▶ _Problem requirements_
Search the material below for the word "mail" and copy every line in which it occurs.

[Source data]
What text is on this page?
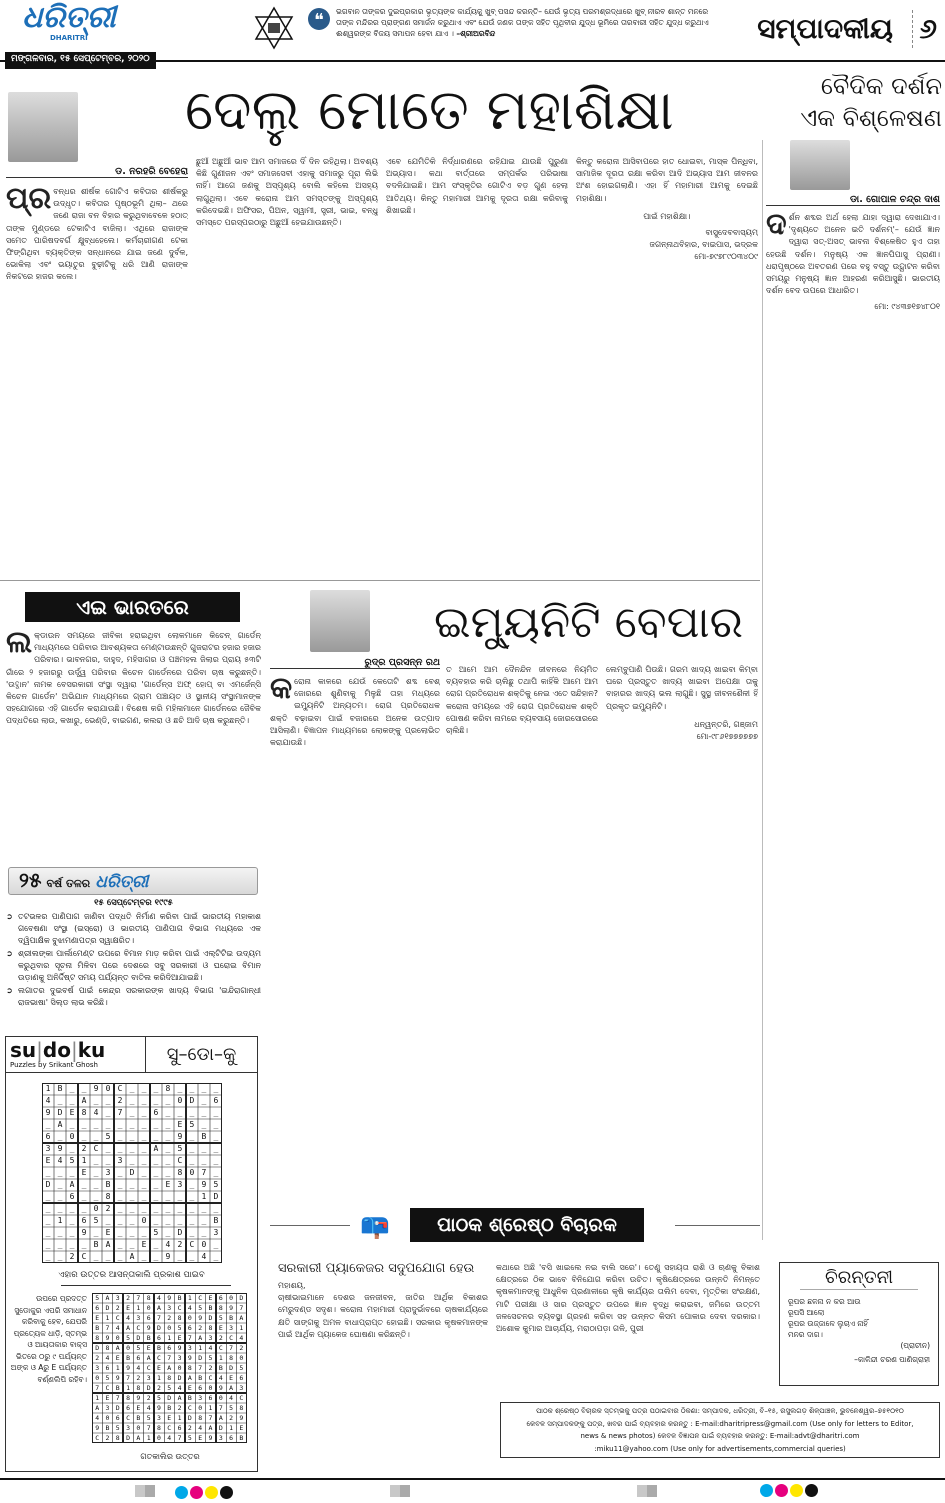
ଧରିତ୍ରୀ
DHARITRI
❝	ଭଗବାନ ତାଙ୍କର ଦୁଇପ୍ରକାର ଭୃତ୍ୟଙ୍କ କାର୍ଯ୍ୟକୁ ଖୁବ୍ ପସନ୍ଦ କରନ୍ତି– ଯେଉଁ ଭୃତ୍ୟ ପରମଶ୍ରଦ୍ଧାରେ ଖୁବ୍ ନୀରବ ଶାନ୍ତ ମନରେ ତାଙ୍କ ମନ୍ଦିରର ପ୍ରାଙ୍ଗଣ ସମାର୍ଜନ କରୁଥାଏ ଏବଂ ଯେଉଁ ଜଣକ ତାଙ୍କ ସହିତ ପୃଥିବୀର ଯୁଦ୍ଧ ଭୂମିରେ ତାରବାରୀ ସହିତ ଯୁଦ୍ଧ କରୁଥାଏ ଈଶ୍ୱରଙ୍କ ବିଜୟ ସମାପନ ହେବା ଯାଏ । –ଶ୍ରୀଅରବିନ୍ଦ	ସମ୍ପାଦକୀୟ ୬
ମଙ୍ଗଳବାର, ୧୫ ସେପ୍ଟେମ୍ବର, ୨୦୨୦
ଦେଲୁ ମୋତେ ମହାଶିକ୍ଷା	ବୈଦିକ ଦର୍ଶନ
ଏକ ବିଶ୍ଳେଷଣ
ଡ. ନରହରି ବେହେରା
ପ୍ର ବନ୍ଧର ଶୀର୍ଷକ ଗୋଟିଏ କବିତାର ଶୀର୍ଷକରୁ ଉଦ୍ଧୃତ। କବିତାର ପୃଷ୍ଠଭୂମି ଥିଲା– ଥରେ ଜଣେ ରାଜା ବନ ବିହାର କରୁଥିବାବେଳେ ହଠାତ୍ ତାଙ୍କ ମୁଣ୍ଡରେ ଟେକାଟିଏ ବାଜିଲା। ଏଥିରେ ରାଜାଙ୍କ ସମେତ ପାରିଷଦବର୍ଗ କ୍ଷୁବ୍ଧହେଲେ। କର୍ମଚାରୀଗଣ ଟେକା ଫିଙ୍ଗିଥିବା ବ୍ୟକ୍ତିଙ୍କ ସନ୍ଧାନରେ ଯାଇ ଜଣେ ଦୁର୍ବଳ, ଭୋକିଲା ଏବଂ ଭୟାତୁର ବୁଢ଼ୀଟିକୁ ଧରି ଆଣି ରାଜାଙ୍କ ନିକଟରେ ହାଜର କଲେ।
ଛୁଆଁ ଅଛୁଆଁ ଭାବ ଆମ ସମାଜରେ ଦିଁ ଦିନ ରହିଥିଲା। ଅବଶ୍ୟ କିଛି ଗୁଣୀଜନ ଏବଂ ସମାଜସେବୀ ଏହାକୁ ସମାଜରୁ ପୂରା ଲିଭି ନାହିଁ। ଆଗେ ଜଣକୁ ଅସ୍ପୃଶ୍ୟ ବୋଲି କହିଲେ ଅସହ୍ୟ ଲାଗୁଥିଲା। ଏବେ କରୋନା ଆମ ସମସ୍ତଙ୍କୁ ଅସ୍ପୃଶ୍ୟ କରିଦେଇଛି। ଅଫିସର, ପିଅନ, ସ୍ୱାମୀ, ସ୍ତ୍ରୀ, ଭାଇ, ବନ୍ଧୁ ସମସ୍ତେ ପରସ୍ପରଠାରୁ ଅଛୁଆଁ ହେଇଯାଉଛନ୍ତି।
ଏବେ ଯେମିତିକି ନିର୍ଦ୍ଧାରଣରେ ରହିଯାଇ ଯାଉଛି ପୁରୁଣା ଅଭ୍ୟାସ। କଥା ବାର୍ତ୍ତାରେ ସମ୍ପର୍କର ପରିଭାଷା ବଦଳିଯାଇଛି। ଆମ ସଂସ୍କୃତିର ଗୋଟିଏ ବଡ଼ ଗୁଣ ହେଲା ଆତିଥ୍ୟ। କିନ୍ତୁ ମହାମାରୀ ଆମକୁ ଦୂରତା ରକ୍ଷା କରିବାକୁ ଶିଖାଇଛି।
କିନ୍ତୁ କରୋନା ଆସିବାପରେ ହାତ ଧୋଇବା, ମାସ୍କ ପିନ୍ଧିବା, ସାମାଜିକ ଦୂରତା ରକ୍ଷା କରିବା ଆଦି ଅଭ୍ୟାସ ଆମ ଜୀବନର ଅଂଶ ହୋଇଗଲାଣି। ଏହା ହିଁ ମହାମାରୀ ଆମକୁ ଦେଇଛି ମହାଶିକ୍ଷା।
ପାଇଁ ମହାଶିକ୍ଷା।
ବାସୁଦେବବାସ୍ୟମ୍
ଜଗନ୍ନାଥବିହାର, ବାଇପାସ, ଭଦ୍ରକ
ମୋ-୭୯୭୮୯୦୩୪୦୯
ଡା. ଗୋପାଳ ଚନ୍ଦ୍ର ଦାଶ
ଦର୍ଶନ ଶବ୍ଦର ଅର୍ଥ ହେଲା ଯାହା ଦ୍ୱାରା ଦେଖାଯାଏ। 'ଦୃଶ୍ୟତେ ଅନେନ ଇତି ଦର୍ଶନମ୍'– ଯେଉଁ ଜ୍ଞାନ ଦ୍ୱାରା ସତ୍-ଅସତ୍ ଭାବନା ବିଶ୍ଳେଷିତ ହୁଏ ତାହା ହେଉଛି ଦର୍ଶନ। ମନୁଷ୍ୟ ଏକ ଜ୍ଞାନପିପାସୁ ପ୍ରାଣୀ। ଧରାପୃଷ୍ଠରେ ଅବତରଣ ପରେ ବହୁ ବସ୍ତୁ ଉଦ୍ଘାଟନ କରିବା ସମୟରୁ ମନୁଷ୍ୟ ଜ୍ଞାନ ଆହରଣ କରିଆସୁଛି। ଭାରତୀୟ ଦର୍ଶନ ବେଦ ଉପରେ ଆଧାରିତ।
ମୋ: ୯୪୩୭୧୭୪୮୦୧
ଏଇ ଭାରତରେ
ଲକ୍‌ଡାଉନ ସମୟରେ ଜୀବିକା ହରାଇଥିବା ଲୋକମାନେ କିଚେନ୍ ଗାର୍ଡେନ୍ ମାଧ୍ୟମରେ ପରିବାର ଆବଶ୍ୟକତା ମେଣ୍ଟାଉଛନ୍ତି ଗୁଜରାଟର ହଜାର ହଜାର ପରିବାର। ଭାବନଗର, ଦାହୁଦ, ମହିସାଗର ଓ ପଞ୍ଚମହଲ ଜିଲାର ପ୍ରାୟ ୫୩ଟି ଗାଁରେ ୨ ହଜାରରୁ ଉର୍ଦ୍ଧ୍ୱ ପରିବାର କିଚେନ ଗାର୍ଡେନରେ ପରିବା ଚାଷ କରୁଛନ୍ତି। 'ଉତ୍ଥାନ' ନାମକ ବେସରକାରୀ ସଂସ୍ଥା ଦ୍ୱାରା 'ଗାର୍ଡେନ୍ସ ଅଫ୍ ହୋପ୍ ବା ଏମର୍ଜେନ୍ସି କିଚେନ ଗାର୍ଡେନ' ଅଭିଯାନ ମାଧ୍ୟମରେ ଗ୍ରାମ ପଞ୍ଚାୟତ ଓ ସ୍ଥାନୀୟ ସଂସ୍ଥାମାନଙ୍କ ସହଯୋଗରେ ଏହି ଗାର୍ଡେନ କରାଯାଉଛି। ବିଶେଷ କରି ମହିଳାମାନେ ଗାର୍ଡେନରେ ଜୈବିକ ପଦ୍ଧତିରେ ଲାଉ, କଖାରୁ, ଭେଣ୍ଡି, ବାଇଗଣ, କଲରା ଓ ଛଚି ଆଦି ଚାଷ କରୁଛନ୍ତି।
୨୫ ବର୍ଷ ତଳର ଧରିତ୍ରୀ
୧୫ ସେପ୍ଟେମ୍ବର ୧୯୯୫
➲ ତଟଭଳର ପାଣିପାଗ ଜାଣିବା ପଦ୍ଧତି ନିର୍ମାଣ କରିବା ପାଇଁ ଭାରତୀୟ ମହାକାଶ ଗବେଷଣା ସଂସ୍ଥା (ଇସ୍ରୋ) ଓ ଭାରତୀୟ ପାଣିପାଗ ବିଭାଗ ମଧ୍ୟରେ ଏକ ଦ୍ୱିପାକ୍ଷିକ ବୁଝାମଣାପତ୍ର ସ୍ୱାକ୍ଷରିତ।
➲ ଶ୍ରୀଲଙ୍କା ପାର୍ଲାମେଣ୍ଟ ଉପରେ ବିମାନ ମାଡ଼ କରିବା ପାଇଁ ଏଲ୍‌ଟିଟିଇ ଉଦ୍ୟମ କରୁଥିବାର ସୂଚନା ମିଳିବା ପରେ ଦେଶରେ ସବୁ ସରକାରୀ ଓ ଘରୋଇ ବିମାନ ଉଡ଼ାଣକୁ ଅନିର୍ଦ୍ଦିଷ୍ଟ ସମୟ ପର୍ଯ୍ୟନ୍ତ ବାତିଲ କରିଦିଆଯାଇଛି।
➲ ଲଗାତର ଦୁଇବର୍ଷ ପାଇଁ କେନ୍ଦ୍ର ସରକାରଙ୍କ ଖାଦ୍ୟ ବିଭାଗ 'ଇନ୍ଦିରାଗାନ୍ଧୀ ରାଜଭାଷା' ସିଲ୍ଡ ଲାଭ କରିଛି।
su|do|ku
Puzzles by Srikant Ghosh	ସୁ–ଡୋ–କୁ
1B__90C___8____
4__A__2____0D_6
9DE84_7__6_____
_A_________E5__
6_0__5_____9_B_
39_2C____A_5___
E451__3____C___
___E_3_D___807_
D_A__B____E3_95
__6__8_______1D
____02_________
_1_65___0_____B
___9_E___5_D__3
____BA__E_42C0_
__2C___A__9__4_
ଏହାର ଉତ୍ତର ଆସନ୍ତାକାଲି ପ୍ରକାଶ ପାଇବ
ଉପରେ ପ୍ରଦତ୍ତ ସୁଡୋକୁର ଏପରି ସମାଧାନ କରିବାକୁ ହେବ, ଯେପରି ପ୍ରତ୍ୟେକ ଧାଡ଼ି, ସ୍ତମ୍ଭ ଓ ଆୟତାକାର ବାକ୍ସ ଭିତରେ ୦ରୁ ୯ ପର୍ଯ୍ୟନ୍ତ ଅଙ୍କ ଓ Aରୁ E ପର୍ଯ୍ୟନ୍ତ ବର୍ଣ୍ଣଲିପି ରହିବ।
5A327849B1CE60D
6D2E10A3C45B897
E1C43672809D5BA
B74AC9D05628E31
8905DB61E7A32C4
D8A05EB69314C72
24EB6AC739D5180
36194CEA0872BD5
05972318DABC4E6
7CB18D254E609A3
1E78925DAB3604C
A3D6E49B2C01758
406CB53E1D87A29
9B53078C624AD1E
C28DA10475E936B
ଗତକାଲିର ଉତ୍ତର
ରୁଦ୍ର ପ୍ରସନ୍ନ ରଥ
ଇମ୍ୟୁନିଟି ବେପାର
କରୋନା କାଳରେ ଯେଉଁ କେତୋଟି ଶବ୍ଦ ବେଶ୍ ଜୋରରେ ଶୁଣିବାକୁ ମିଳୁଛି ତାହା ମଧ୍ୟରେ ଇମ୍ୟୁନିଟି ଅନ୍ୟତମ। ରୋଗ ପ୍ରତିରୋଧକ ଶକ୍ତି ବଢ଼ାଇବା ପାଇଁ ବଜାରରେ ଅନେକ ଉତ୍ପାଦ ଆସିଲାଣି। ବିଜ୍ଞାପନ ମାଧ୍ୟମରେ ଲୋକଙ୍କୁ ପ୍ରଲୋଭିତ କରାଯାଉଛି।
ତ ଆମେ ଆମ ଦୈନନ୍ଦିନ ଜୀବନରେ ନିୟମିତ ବ୍ୟବହାର କରି ଚାଲିଛୁ ତଥାପି କାହିଁକି ଆମେ ଆମ ରୋଗ ପ୍ରତିରୋଧକ ଶକ୍ତିକୁ ନେଇ ଏତେ ସନ୍ଦିହାନ? କରୋନା ସମୟରେ ଏହି ରୋଗ ପ୍ରତିରୋଧକ ଶକ୍ତି ପୋଷଣ କରିବା ନାମରେ ବ୍ୟବସାୟ ଜୋରସୋରରେ ଚାଲିଛି।
ଲେମ୍ବୁପାଣି ପିଉଛି। ଗରମ ଖାଦ୍ୟ ଖାଇବା କିମ୍ବା ଘରେ ପ୍ରସ୍ତୁତ ଖାଦ୍ୟ ଖାଇବା ଅପେକ୍ଷା ତାକୁ ବାହାରର ଖାଦ୍ୟ ଭଲ ଲାଗୁଛି। ସୁସ୍ଥ ଜୀବନଶୈଳୀ ହିଁ ପ୍ରକୃତ ଇମ୍ୟୁନିଟି।
ଧନ୍ୱନ୍ତରି, ଗଞ୍ଜାମ
ମୋ-୯୮୬୧୭୭୭୭୭୭
📪	ପାଠକ ଶ୍ରେଷ୍ଠ ବିଚାରକ
ସରକାରୀ ପ୍ୟାକେଜର ସଦୁପଯୋଗ ହେଉ
ମହାଶୟ,
ଚାଷୀଭାଇମାନେ ଦେଶର ଜନଜୀବନ, ଜାତିର ଆର୍ଥିକ ବିକାଶର ମେରୁଦଣ୍ଡ ସଦୃଶ। କରୋନା ମହାମାରୀ ପ୍ରାଦୁର୍ଭାବରେ ଚାଷକାର୍ଯ୍ୟରେ କ୍ଷତି ସାଙ୍ଗକୁ ଅମଳ ବାଧାପ୍ରାପ୍ତ ହୋଇଛି। ସରକାର କୃଷକମାନଙ୍କ ପାଇଁ ଆର୍ଥିକ ପ୍ୟାକେଜ ଘୋଷଣା କରିଛନ୍ତି।
କଥାରେ ଅଛି 'ବସି ଖାଇଲେ ନଇ ବାଲି ସରେ'। ତେଣୁ ସହାୟତା ରାଶି ଓ ଋଣକୁ ବିକାଶ କ୍ଷେତ୍ରରେ ଠିକ ଭାବେ ବିନିଯୋଗ କରିବା ଉଚିତ। କୃଷିକ୍ଷେତ୍ରରେ ଉନ୍ନତି ନିମନ୍ତେ କୃଷକମାନଙ୍କୁ ଆଧୁନିକ ପ୍ରଣାଳୀରେ କୃଷି କାର୍ଯ୍ୟର ତାଲିମ ଦେବା, ମୃତ୍ତିକା ସଂରକ୍ଷଣ, ମାଟି ପରୀକ୍ଷା ଓ ସାର ପ୍ରସ୍ତୁତ ଉପରେ ଜ୍ଞାନ ବୃଦ୍ଧି କରାଇବା, ଜମିରେ ଉତ୍ତମ ଜଳସେଚନର ବ୍ୟବସ୍ଥା ଗ୍ରହଣ କରିବା ସହ ଉନ୍ନତ କିସମ ପୋକାର ଦେବା ଦରକାର। ଅଶୋକ କୁମାର ଆଚାର୍ଯ୍ୟ, ମରାଠାପଡ଼ା ଗଳି, ପୁରୀ
ଚିରନ୍ତନୀ
ରୂପର ଛଳନା ନ କର ଆଉ
ରୂପସି ଆଲୋ
ରୂପର ଉଜ୍ଜାଳେ ଲୁଚାଏ ନାହିଁ
ମନର ଦାଗ।
(ପ୍ରାଚୀନ)
–କାଳିନ୍ଦୀ ଚରଣ ପାଣିଗ୍ରାହୀ
ପାଠକ ଶ୍ରେଷ୍ଠ ବିଚାରକ ସ୍ତମ୍ଭକୁ ପତ୍ର ପଠାଇବାର ଠିକଣା: ସମ୍ପାଦକ, ଧରିତ୍ରୀ, ବି–୧୫, ରସୁଲଗଡ଼ ଶିଳ୍ପାଞ୍ଚଳ, ଭୁବନେଶ୍ୱର–୭୫୧୦୧୦
କେବଳ ସମ୍ପାଦକଙ୍କୁ ପତ୍ର, ଖବର ପାଇଁ ବ୍ୟବହାର କରନ୍ତୁ : E-mail:dharitripress@gmail.com (Use only for letters to Editor,
news & news photos) କେବଳ ବିଜ୍ଞାପନ ପାଇଁ ବ୍ୟବହାର କରନ୍ତୁ: E-mail:advt@dharitri.com
:miku11@yahoo.com (Use only for advertisements,commercial queries)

▶ _Output for this exercise_
କେବଳ ସମ୍ପାଦକଙ୍କୁ ପତ୍ର, ଖବର ପାଇଁ ବ୍ୟବହାର କରନ୍ତୁ : E-mail:dharitripress@gmail.com (Use only for letters to Editor,
news & news photos) କେବଳ ବିଜ୍ଞାପନ ପାଇଁ ବ୍ୟବହାର କରନ୍ତୁ: E-mail:advt@dharitri.com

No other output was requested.